"This is KAB Antonio bay California, six minutes after midnight. Have not heard from the weather-man yet so I can't say for sure about that rain. But there is a full moon and no clouds in the sky. I am Stevie Wane and if you don't have anything to do right now. I'll be here playing music all through the witching hour. And even if you do have something to do, keep me turned on for a while and I'll do my best to do the same for you"
(John Carpenter's The Fog)
The radio is not one thing it is multitudes. Radio is not innately anything, but is everything it is, dependent on who is listening. In this sense any radio transmission is truly contingent on the temporal, spatial and psychological (understood as an inner dimension) circumstance of the listener. The radio broadcast, emitting from its unsighted box, gives the room it enters different colours; working with the tones that are already there, stretching them in every direction. Sure, this idea of contingency could be applied to other media too, but nowhere is the multiplicity of production and perception more profuse than in the darkness of radio, where no image preserves our hold an on authentic sense of reality, and thus no sense of non-reality limits the imagination of the listener. The temporal flow of radio is a blind stream, emanating from a faceless, boundary-less place. The association of this transitory stream with a visual actuality is produced in a fleeting action of listening. Radio does not produce a certain object, but incites figments of individual imagination. It does not affirm the surety of a location or object but produces its own reality as a perceptual and individual uncertainty.
This is why tuning in to KAB you invent your own worst nightmare. The horror roles out of an opaque fog answering your contingent auditory imagination.
This blindness of production and the consequent abundance of perception lend themselves to art practice. The artist working on radio does not produce a work confined to its reading, but enables the production of a multitude of works in the perception of the listener. He or she can trigger a process of invention and imagination, whose course of production, however, is indelibly the listener's. Radio is thoroughly phenomenological; existing through a multiplicity of authorship. It does not work despite the audience, but works from the listener's autonomous and unintentional process of perception, reciprocally producing the sound as well as him- or herself in a constant stream of now.
Contemporary Visual Art which is engaged in critical discourse rather than the production of representations, laments the limitations of a recognisable aesthetic, and attempts to challenge and deconstruct its corresponding conceptions of authenticity and the production of meaning. The visual artist works from a constructed aesthetic and attempts to challenge and disturb it in order to thereby unsettle the values it is based on. However, the visual expression is prejudicaly grounded in an at least seemingly substantial object, situated in an also at least seemingly substantial arena of the gallery or discourse. (In this context a photograph or a video screen is a visual object, and even a site-specific work is still signed by its visual environment and concurrent visual discourse). Any challenge to the material object and its in discourse constructed understanding necessarily remains in relation to that object. In this framework the artist challenges the basis of his or her own expression without however being able to ever abandon it entirely. He or she is caught in the substance whose valuation he or she set out to probe. Consequently the framework of visability, which at once enables and constrains communication, remains intact.

TASKS TO COMPLETE |
1 - In the essay on radio, copy the stretch from "This blindness of" through "stream of now.", swapping "phenomenological" for "experiential".
2 - Answer these from the essay on radio:
(a) What call letters does the station in the opening quote use?
(b) Instead of producing a certain object, what does radio incite?
(c) What does the visual artist work from?
3 - Based on the essay on radio, explain why someone tuning in to KAB invents their own worst nightmare.

EXTRACTED DATA |

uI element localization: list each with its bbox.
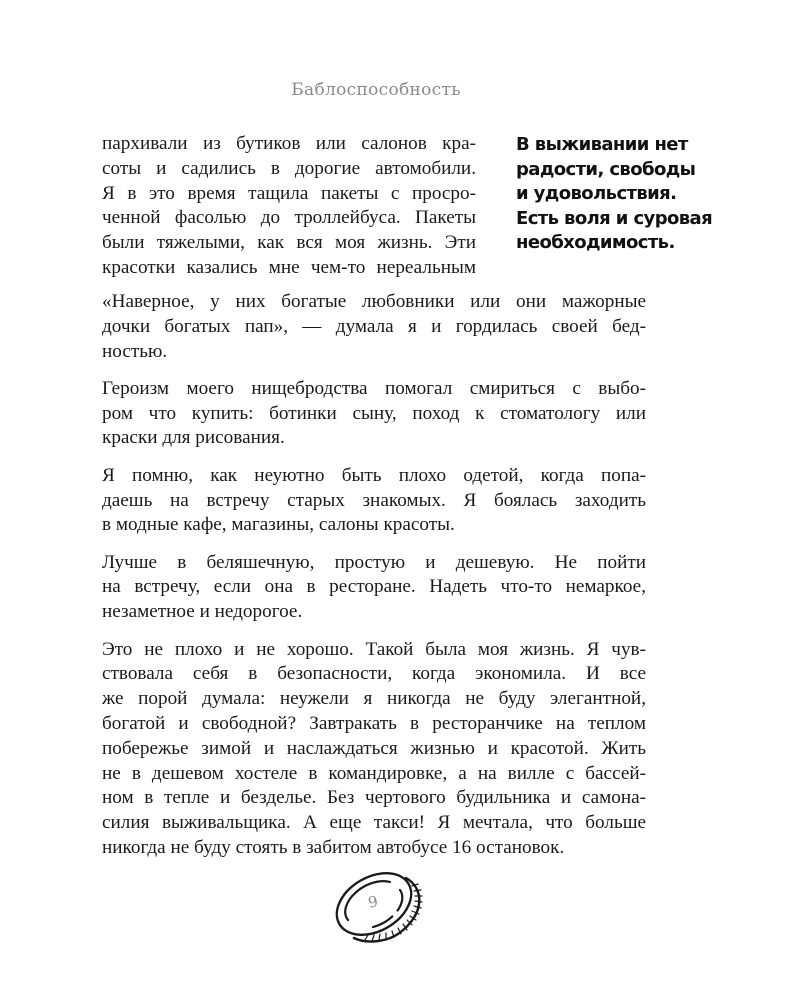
text-line: Я в это время тащила пакеты с просро- [102, 182, 476, 207]
text-line: Это не плохо и не хорошо. Такой была моя… [102, 638, 646, 663]
text-line: никогда не буду стоять в забитом автобус… [102, 836, 646, 861]
text-line: ном в тепле и безделье. Без чертового бу… [102, 786, 646, 811]
text-line: незаметное и недорогое. [102, 600, 646, 625]
text-line: «Наверное, у них богатые любовники или о… [102, 290, 646, 315]
paragraph: Я помню, как неуютно быть плохо одетой, … [102, 464, 646, 538]
pullquote-line: В выживании нет [516, 133, 756, 158]
paragraph: «Наверное, у них богатые любовники или о… [102, 290, 646, 364]
paragraph: Лучше в беляшечную, простую и дешевую. Н… [102, 551, 646, 625]
text-line: силия выживальщика. А еще такси! Я мечта… [102, 811, 646, 836]
left-column-text: пархивали из бутиков или салонов кра- со… [102, 132, 476, 281]
text-line: были тяжелыми, как вся моя жизнь. Эти [102, 231, 476, 256]
text-line: на встречу, если она в ресторане. Надеть… [102, 575, 646, 600]
text-line: в модные кафе, магазины, салоны красоты. [102, 513, 646, 538]
text-line: дочки богатых пап», — думала я и гордила… [102, 315, 646, 340]
text-line: Героизм моего нищебродства помогал смири… [102, 377, 646, 402]
text-line: пархивали из бутиков или салонов кра- [102, 132, 476, 157]
running-head: Баблоспособность [0, 80, 752, 100]
text-line: красотки казались мне чем-то нереальным [102, 256, 476, 281]
paragraph: Героизм моего нищебродства помогал смири… [102, 377, 646, 451]
text-line: богатой и свободной? Завтракать в рестор… [102, 712, 646, 737]
text-line: не в дешевом хостеле в командировке, а н… [102, 762, 646, 787]
paragraph: Это не плохо и не хорошо. Такой была моя… [102, 638, 646, 861]
text-line: даешь на встречу старых знакомых. Я боял… [102, 489, 646, 514]
text-line: ченной фасолью до троллейбуса. Пакеты [102, 206, 476, 231]
text-line: ствовала себя в безопасности, когда экон… [102, 662, 646, 687]
pullquote: В выживании нет радости, свободы и удово… [516, 133, 756, 256]
text-line: же порой думала: неужели я никогда не бу… [102, 687, 646, 712]
text-line: Я помню, как неуютно быть плохо одетой, … [102, 464, 646, 489]
pullquote-line: необходимость. [516, 231, 756, 256]
text-line: побережье зимой и наслаждаться жизнью и … [102, 737, 646, 762]
text-line: ностью. [102, 340, 646, 365]
pullquote-line: радости, свободы [516, 158, 756, 183]
text-line: краски для рисования. [102, 426, 646, 451]
text-line: соты и садились в дорогие автомобили. [102, 157, 476, 182]
text-line: Лучше в беляшечную, простую и дешевую. Н… [102, 551, 646, 576]
text-line: ром что купить: ботинки сыну, поход к ст… [102, 402, 646, 427]
pullquote-line: Есть воля и суровая [516, 207, 756, 232]
main-text: «Наверное, у них богатые любовники или о… [102, 290, 646, 873]
pullquote-line: и удовольствия. [516, 182, 756, 207]
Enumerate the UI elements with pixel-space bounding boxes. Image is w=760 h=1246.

TASK-BY-TASK OUTPUTS |
1 -
This blindness of production and the consequent abundance of perception lend themselves to art practice. The artist working on radio does not produce a work confined to its reading, but enables the production of a multitude of works in the perception of the listener. He or she can trigger a process of invention and imagination, whose course of production, however, is indelibly the listener's. Radio is thoroughly experiential; existing through a multiplicity of authorship. It does not work despite the audience, but works from the listener's autonomous and unintentional process of perception, reciprocally producing the sound as well as him- or herself in a constant stream of now.

2 -
(a) KAB
(b) Figments of individual imagination
(c) A constructed aesthetic

3 - Radio has no image, so it does not fix a location or object. Instead, it sparks figments of individual imagination and creates its own reality as a perceptual, personal uncertainty. The horror therefore takes shape from each listener's own imagination as they listen.